• **The exercise**:
The data below must be copied in full and without any change.

• **Data to use**:
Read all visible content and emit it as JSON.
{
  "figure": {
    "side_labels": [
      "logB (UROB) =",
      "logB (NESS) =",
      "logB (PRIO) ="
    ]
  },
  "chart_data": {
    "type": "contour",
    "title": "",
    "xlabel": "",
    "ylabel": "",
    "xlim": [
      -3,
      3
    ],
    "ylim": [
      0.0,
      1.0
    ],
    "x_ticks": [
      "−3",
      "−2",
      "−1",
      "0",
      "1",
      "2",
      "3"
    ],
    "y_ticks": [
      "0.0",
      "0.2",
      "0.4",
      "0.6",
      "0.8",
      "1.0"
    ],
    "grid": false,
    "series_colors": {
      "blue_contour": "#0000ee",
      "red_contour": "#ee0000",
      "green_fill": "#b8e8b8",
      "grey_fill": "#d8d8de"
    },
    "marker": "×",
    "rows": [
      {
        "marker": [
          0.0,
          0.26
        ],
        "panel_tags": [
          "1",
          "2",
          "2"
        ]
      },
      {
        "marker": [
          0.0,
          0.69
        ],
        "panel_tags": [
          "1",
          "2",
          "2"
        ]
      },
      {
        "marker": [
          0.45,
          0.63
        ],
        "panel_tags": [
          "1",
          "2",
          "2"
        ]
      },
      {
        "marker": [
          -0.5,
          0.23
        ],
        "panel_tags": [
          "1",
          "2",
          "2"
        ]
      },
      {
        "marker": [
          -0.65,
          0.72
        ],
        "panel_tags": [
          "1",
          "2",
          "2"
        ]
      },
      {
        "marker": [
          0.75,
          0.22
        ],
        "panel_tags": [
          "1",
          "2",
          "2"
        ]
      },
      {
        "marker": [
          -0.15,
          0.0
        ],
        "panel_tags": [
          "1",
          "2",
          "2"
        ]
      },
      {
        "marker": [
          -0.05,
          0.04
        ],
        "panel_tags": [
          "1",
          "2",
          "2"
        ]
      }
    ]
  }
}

• **Answer in full**:
Read all visible content and emit it as JSON.
{
  "figure": {
    "side_labels": [
      "logB (UROB) =",
      "logB (NESS) =",
      "logB (PRIO) ="
    ]
  },
  "chart_data": {
    "type": "contour",
    "title": "",
    "xlabel": "",
    "ylabel": "",
    "xlim": [
      -3,
      3
    ],
    "ylim": [
      0.0,
      1.0
    ],
    "x_ticks": [
      "−3",
      "−2",
      "−1",
      "0",
      "1",
      "2",
      "3"
    ],
    "y_ticks": [
      "0.0",
      "0.2",
      "0.4",
      "0.6",
      "0.8",
      "1.0"
    ],
    "grid": false,
    "series_colors": {
      "blue_contour": "#0000ee",
      "red_contour": "#ee0000",
      "green_fill": "#b8e8b8",
      "grey_fill": "#d8d8de"
    },
    "marker": "×",
    "rows": [
      {
        "marker": [
          0.0,
          0.26
        ],
        "panel_tags": [
          "1",
          "2",
          "2"
        ]
      },
      {
        "marker": [
          0.0,
          0.69
        ],
        "panel_tags": [
          "1",
          "2",
          "2"
        ]
      },
      {
        "marker": [
          0.45,
          0.63
        ],
        "panel_tags": [
          "1",
          "2",
          "2"
        ]
      },
      {
        "marker": [
          -0.5,
          0.23
        ],
        "panel_tags": [
          "1",
          "2",
          "2"
        ]
      },
      {
        "marker": [
          -0.65,
          0.72
        ],
        "panel_tags": [
          "1",
          "2",
          "2"
        ]
      },
      {
        "marker": [
          0.75,
          0.22
        ],
        "panel_tags": [
          "1",
          "2",
          "2"
        ]
      },
      {
        "marker": [
          -0.15,
          0.0
        ],
        "panel_tags": [
          "1",
          "2",
          "2"
        ]
      },
      {
        "marker": [
          -0.05,
          0.04
        ],
        "panel_tags": [
          "1",
          "2",
          "2"
        ]
      }
    ]
  }
}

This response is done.